**Entries of transcribed document text**
::::

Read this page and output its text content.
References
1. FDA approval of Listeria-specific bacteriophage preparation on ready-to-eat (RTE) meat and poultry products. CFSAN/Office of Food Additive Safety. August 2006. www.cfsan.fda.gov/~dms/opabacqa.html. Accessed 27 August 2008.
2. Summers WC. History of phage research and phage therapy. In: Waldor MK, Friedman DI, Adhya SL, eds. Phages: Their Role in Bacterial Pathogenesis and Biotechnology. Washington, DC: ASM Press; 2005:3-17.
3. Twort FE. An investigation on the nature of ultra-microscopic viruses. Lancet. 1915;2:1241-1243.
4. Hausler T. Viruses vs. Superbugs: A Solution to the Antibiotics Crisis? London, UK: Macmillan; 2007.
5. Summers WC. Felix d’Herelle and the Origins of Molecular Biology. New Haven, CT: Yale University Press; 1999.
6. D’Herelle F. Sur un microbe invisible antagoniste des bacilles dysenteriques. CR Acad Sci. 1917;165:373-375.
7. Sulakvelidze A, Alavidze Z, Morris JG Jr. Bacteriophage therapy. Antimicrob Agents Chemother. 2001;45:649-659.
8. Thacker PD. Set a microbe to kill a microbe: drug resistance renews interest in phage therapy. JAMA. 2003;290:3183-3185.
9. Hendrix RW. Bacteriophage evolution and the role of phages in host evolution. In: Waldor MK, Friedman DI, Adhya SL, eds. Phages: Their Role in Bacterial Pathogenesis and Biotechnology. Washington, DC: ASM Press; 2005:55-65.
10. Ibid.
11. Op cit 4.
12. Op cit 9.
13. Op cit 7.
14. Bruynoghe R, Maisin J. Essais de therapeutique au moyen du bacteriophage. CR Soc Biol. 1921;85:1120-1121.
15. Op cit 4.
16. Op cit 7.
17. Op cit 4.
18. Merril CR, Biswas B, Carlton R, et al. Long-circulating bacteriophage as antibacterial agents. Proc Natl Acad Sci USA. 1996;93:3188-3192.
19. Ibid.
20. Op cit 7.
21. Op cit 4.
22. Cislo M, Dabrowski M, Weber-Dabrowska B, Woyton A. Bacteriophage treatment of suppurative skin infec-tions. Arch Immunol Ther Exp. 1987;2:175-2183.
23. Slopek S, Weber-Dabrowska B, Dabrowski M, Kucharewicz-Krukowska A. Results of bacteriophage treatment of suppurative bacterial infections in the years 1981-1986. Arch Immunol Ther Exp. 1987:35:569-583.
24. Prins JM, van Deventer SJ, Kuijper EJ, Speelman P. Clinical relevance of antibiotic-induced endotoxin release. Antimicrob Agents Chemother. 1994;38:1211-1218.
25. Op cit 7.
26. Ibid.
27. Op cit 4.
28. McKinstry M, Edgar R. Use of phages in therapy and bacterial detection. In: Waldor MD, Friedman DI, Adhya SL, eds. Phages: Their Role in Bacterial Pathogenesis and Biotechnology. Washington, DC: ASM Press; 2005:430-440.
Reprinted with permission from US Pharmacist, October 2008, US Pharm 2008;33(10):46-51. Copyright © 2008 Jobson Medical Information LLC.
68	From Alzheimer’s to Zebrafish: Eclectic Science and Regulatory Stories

::::

**Requirement**
Once more, write out all the data above exactly as given.

**Task response**
Read this page and output its text content.
References
1. FDA approval of Listeria-specific bacteriophage preparation on ready-to-eat (RTE) meat and poultry products. CFSAN/Office of Food Additive Safety. August 2006. www.cfsan.fda.gov/~dms/opabacqa.html. Accessed 27 August 2008.
2. Summers WC. History of phage research and phage therapy. In: Waldor MK, Friedman DI, Adhya SL, eds. Phages: Their Role in Bacterial Pathogenesis and Biotechnology. Washington, DC: ASM Press; 2005:3-17.
3. Twort FE. An investigation on the nature of ultra-microscopic viruses. Lancet. 1915;2:1241-1243.
4. Hausler T. Viruses vs. Superbugs: A Solution to the Antibiotics Crisis? London, UK: Macmillan; 2007.
5. Summers WC. Felix d’Herelle and the Origins of Molecular Biology. New Haven, CT: Yale University Press; 1999.
6. D’Herelle F. Sur un microbe invisible antagoniste des bacilles dysenteriques. CR Acad Sci. 1917;165:373-375.
7. Sulakvelidze A, Alavidze Z, Morris JG Jr. Bacteriophage therapy. Antimicrob Agents Chemother. 2001;45:649-659.
8. Thacker PD. Set a microbe to kill a microbe: drug resistance renews interest in phage therapy. JAMA. 2003;290:3183-3185.
9. Hendrix RW. Bacteriophage evolution and the role of phages in host evolution. In: Waldor MK, Friedman DI, Adhya SL, eds. Phages: Their Role in Bacterial Pathogenesis and Biotechnology. Washington, DC: ASM Press; 2005:55-65.
10. Ibid.
11. Op cit 4.
12. Op cit 9.
13. Op cit 7.
14. Bruynoghe R, Maisin J. Essais de therapeutique au moyen du bacteriophage. CR Soc Biol. 1921;85:1120-1121.
15. Op cit 4.
16. Op cit 7.
17. Op cit 4.
18. Merril CR, Biswas B, Carlton R, et al. Long-circulating bacteriophage as antibacterial agents. Proc Natl Acad Sci USA. 1996;93:3188-3192.
19. Ibid.
20. Op cit 7.
21. Op cit 4.
22. Cislo M, Dabrowski M, Weber-Dabrowska B, Woyton A. Bacteriophage treatment of suppurative skin infec-tions. Arch Immunol Ther Exp. 1987;2:175-2183.
23. Slopek S, Weber-Dabrowska B, Dabrowski M, Kucharewicz-Krukowska A. Results of bacteriophage treatment of suppurative bacterial infections in the years 1981-1986. Arch Immunol Ther Exp. 1987:35:569-583.
24. Prins JM, van Deventer SJ, Kuijper EJ, Speelman P. Clinical relevance of antibiotic-induced endotoxin release. Antimicrob Agents Chemother. 1994;38:1211-1218.
25. Op cit 7.
26. Ibid.
27. Op cit 4.
28. McKinstry M, Edgar R. Use of phages in therapy and bacterial detection. In: Waldor MD, Friedman DI, Adhya SL, eds. Phages: Their Role in Bacterial Pathogenesis and Biotechnology. Washington, DC: ASM Press; 2005:430-440.
Reprinted with permission from US Pharmacist, October 2008, US Pharm 2008;33(10):46-51. Copyright © 2008 Jobson Medical Information LLC.
68	From Alzheimer’s to Zebrafish: Eclectic Science and Regulatory Stories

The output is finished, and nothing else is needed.